▶ **OBJECTIVE**
Where a line of the listing below includes the word "воды", reproduce that line.

-- Start LISTING --

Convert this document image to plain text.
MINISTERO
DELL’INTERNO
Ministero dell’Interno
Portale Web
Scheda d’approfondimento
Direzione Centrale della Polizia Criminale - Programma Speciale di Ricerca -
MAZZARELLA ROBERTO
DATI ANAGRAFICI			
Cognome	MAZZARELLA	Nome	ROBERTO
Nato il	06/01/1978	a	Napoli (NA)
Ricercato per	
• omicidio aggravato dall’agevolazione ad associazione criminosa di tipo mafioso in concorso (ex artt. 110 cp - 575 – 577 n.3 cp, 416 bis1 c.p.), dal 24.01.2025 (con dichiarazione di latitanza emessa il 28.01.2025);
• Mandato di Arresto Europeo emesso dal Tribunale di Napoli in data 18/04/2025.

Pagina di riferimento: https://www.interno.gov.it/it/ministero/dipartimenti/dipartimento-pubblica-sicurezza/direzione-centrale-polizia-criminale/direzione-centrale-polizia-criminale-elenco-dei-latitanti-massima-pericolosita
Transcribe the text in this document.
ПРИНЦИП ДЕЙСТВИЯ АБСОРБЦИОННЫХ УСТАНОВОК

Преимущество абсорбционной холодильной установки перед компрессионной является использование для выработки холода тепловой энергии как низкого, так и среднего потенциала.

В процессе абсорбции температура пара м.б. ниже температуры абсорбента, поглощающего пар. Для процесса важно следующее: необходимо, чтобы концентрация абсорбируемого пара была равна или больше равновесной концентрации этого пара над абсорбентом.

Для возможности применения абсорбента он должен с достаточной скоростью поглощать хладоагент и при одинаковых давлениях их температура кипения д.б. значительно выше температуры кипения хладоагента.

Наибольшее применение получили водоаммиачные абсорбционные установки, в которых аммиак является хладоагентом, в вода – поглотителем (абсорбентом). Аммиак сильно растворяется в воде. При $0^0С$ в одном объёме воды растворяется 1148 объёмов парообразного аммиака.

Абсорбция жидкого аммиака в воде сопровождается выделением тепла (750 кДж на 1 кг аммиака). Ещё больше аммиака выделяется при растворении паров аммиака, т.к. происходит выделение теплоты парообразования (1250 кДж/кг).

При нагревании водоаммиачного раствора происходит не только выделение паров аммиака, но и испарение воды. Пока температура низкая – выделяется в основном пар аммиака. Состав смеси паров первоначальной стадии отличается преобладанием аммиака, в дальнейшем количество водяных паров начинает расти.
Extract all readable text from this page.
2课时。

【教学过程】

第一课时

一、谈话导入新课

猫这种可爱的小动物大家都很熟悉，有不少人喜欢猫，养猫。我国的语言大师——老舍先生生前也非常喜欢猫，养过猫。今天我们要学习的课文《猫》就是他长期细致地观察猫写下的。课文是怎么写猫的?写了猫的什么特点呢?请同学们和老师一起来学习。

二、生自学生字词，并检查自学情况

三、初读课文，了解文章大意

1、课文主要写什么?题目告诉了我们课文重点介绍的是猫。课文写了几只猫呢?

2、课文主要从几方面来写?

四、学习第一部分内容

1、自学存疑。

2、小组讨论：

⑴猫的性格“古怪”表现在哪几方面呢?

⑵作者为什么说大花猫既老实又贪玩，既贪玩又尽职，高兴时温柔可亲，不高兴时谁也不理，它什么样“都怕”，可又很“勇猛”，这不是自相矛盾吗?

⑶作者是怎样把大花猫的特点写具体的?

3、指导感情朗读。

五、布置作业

-- End LISTING --

▶ **RESULT BELOW**
Наибольшее применение получили водоаммиачные абсорбционные установки, в которых аммиак является хладоагентом, в вода – поглотителем (абсорбентом). Аммиак сильно растворяется в воде. При $0^0С$ в одном объёме воды растворяется 1148 объёмов парообразного аммиака.
При нагревании водоаммиачного раствора происходит не только выделение паров аммиака, но и испарение воды. Пока температура низкая – выделяется в основном пар аммиака. Состав смеси паров первоначальной стадии отличается преобладанием аммиака, в дальнейшем количество водяных паров начинает расти.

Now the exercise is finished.